Data items

--- Begin ---

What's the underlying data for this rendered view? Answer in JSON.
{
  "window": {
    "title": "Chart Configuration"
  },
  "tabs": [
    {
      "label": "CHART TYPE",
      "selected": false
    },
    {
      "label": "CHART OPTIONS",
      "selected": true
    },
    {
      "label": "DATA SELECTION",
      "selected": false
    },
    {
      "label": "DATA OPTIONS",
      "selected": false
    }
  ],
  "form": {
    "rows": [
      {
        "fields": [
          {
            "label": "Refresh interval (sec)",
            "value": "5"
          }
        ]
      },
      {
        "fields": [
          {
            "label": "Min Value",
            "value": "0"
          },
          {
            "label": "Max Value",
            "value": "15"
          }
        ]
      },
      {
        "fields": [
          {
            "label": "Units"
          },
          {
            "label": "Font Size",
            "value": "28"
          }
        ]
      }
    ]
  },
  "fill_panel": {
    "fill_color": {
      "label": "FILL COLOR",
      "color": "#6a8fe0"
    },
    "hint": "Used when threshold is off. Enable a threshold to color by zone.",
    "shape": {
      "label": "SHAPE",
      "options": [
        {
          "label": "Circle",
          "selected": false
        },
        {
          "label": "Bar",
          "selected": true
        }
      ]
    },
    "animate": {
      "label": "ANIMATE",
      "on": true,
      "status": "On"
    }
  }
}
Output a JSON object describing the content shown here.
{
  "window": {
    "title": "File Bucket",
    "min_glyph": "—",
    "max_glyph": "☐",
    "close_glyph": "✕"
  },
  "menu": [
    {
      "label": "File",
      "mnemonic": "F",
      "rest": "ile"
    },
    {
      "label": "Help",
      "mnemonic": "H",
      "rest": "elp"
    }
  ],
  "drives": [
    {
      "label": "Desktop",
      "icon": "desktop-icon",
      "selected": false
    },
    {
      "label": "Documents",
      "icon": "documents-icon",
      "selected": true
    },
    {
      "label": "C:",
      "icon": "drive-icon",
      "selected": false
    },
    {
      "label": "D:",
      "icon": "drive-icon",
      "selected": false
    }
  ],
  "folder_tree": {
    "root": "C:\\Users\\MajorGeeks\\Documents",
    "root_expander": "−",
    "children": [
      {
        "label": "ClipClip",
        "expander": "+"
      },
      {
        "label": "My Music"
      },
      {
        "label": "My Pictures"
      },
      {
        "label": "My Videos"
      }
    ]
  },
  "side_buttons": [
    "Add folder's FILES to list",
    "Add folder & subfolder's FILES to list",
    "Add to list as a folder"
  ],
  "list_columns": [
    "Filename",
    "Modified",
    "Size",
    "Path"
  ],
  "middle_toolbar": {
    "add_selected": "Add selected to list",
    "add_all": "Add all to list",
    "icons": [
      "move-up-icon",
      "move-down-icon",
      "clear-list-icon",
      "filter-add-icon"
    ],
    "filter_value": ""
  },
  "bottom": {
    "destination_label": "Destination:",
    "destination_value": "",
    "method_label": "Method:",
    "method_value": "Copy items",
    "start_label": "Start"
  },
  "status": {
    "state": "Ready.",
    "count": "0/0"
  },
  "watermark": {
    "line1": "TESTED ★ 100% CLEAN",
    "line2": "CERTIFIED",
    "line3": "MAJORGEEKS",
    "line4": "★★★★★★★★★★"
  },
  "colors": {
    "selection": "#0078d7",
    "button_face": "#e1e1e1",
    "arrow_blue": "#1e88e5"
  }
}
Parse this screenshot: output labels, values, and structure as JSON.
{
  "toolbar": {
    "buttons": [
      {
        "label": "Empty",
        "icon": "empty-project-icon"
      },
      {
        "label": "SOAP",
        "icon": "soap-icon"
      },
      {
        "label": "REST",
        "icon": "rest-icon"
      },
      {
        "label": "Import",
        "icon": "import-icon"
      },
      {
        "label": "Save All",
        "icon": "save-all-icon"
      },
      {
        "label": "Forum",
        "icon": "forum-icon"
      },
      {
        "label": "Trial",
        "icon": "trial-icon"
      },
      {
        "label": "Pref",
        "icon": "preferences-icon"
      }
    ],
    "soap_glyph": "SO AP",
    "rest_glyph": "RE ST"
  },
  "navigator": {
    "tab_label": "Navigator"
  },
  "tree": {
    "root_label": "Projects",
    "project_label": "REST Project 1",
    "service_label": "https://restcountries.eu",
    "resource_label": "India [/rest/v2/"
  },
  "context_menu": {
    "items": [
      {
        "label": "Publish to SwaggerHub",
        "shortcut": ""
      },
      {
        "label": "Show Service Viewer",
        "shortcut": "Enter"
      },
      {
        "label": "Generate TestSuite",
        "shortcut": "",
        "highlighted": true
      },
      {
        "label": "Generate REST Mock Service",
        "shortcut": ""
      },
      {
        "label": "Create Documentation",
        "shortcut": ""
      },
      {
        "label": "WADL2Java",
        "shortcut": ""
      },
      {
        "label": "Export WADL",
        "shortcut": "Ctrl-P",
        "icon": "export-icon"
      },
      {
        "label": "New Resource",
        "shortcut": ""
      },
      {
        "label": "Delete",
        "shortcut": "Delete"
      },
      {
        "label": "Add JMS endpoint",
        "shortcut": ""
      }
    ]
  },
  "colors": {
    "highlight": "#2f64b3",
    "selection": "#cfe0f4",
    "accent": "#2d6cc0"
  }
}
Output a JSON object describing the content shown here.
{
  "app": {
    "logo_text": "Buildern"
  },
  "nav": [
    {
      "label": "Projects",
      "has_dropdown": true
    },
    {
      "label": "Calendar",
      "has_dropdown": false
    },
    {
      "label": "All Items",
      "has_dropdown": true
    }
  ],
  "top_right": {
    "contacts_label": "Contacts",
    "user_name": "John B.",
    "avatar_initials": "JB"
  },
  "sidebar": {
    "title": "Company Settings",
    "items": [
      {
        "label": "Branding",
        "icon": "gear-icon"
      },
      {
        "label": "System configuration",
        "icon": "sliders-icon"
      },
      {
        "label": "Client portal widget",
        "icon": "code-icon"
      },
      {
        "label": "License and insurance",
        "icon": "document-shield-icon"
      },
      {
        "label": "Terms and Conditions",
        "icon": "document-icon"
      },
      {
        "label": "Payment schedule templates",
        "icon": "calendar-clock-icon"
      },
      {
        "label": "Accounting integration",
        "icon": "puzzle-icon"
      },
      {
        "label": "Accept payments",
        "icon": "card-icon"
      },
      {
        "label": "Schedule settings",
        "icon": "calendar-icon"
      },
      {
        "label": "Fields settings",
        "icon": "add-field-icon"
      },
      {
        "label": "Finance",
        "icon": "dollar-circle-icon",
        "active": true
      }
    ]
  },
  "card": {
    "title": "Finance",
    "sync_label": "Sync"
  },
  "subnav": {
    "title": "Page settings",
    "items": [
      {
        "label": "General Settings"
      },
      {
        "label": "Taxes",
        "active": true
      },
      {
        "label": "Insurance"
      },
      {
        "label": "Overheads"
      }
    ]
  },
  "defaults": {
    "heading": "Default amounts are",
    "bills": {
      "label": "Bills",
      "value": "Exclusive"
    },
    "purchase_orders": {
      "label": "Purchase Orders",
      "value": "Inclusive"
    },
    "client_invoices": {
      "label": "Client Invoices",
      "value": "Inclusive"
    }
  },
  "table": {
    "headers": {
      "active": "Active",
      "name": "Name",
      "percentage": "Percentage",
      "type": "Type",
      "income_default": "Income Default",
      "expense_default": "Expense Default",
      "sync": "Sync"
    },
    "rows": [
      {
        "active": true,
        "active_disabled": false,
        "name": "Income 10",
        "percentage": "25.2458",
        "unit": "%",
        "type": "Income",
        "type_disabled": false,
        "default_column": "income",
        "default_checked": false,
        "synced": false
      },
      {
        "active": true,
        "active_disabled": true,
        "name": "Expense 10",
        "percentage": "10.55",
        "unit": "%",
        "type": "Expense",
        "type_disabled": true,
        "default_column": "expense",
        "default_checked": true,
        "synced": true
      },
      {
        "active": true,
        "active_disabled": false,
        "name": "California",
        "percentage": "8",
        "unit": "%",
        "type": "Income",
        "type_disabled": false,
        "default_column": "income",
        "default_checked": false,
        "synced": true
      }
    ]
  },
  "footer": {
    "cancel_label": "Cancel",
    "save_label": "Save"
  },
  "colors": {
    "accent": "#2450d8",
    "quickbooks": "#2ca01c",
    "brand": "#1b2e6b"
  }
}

--- End ---

● What the task requires
Search the entries for the word "title" and gather every line where it appears.

● Complete answer
    "title": "Chart Configuration"
    "title": "File Bucket",
    "title": "Company Settings",
    "title": "Finance",
    "title": "Page settings",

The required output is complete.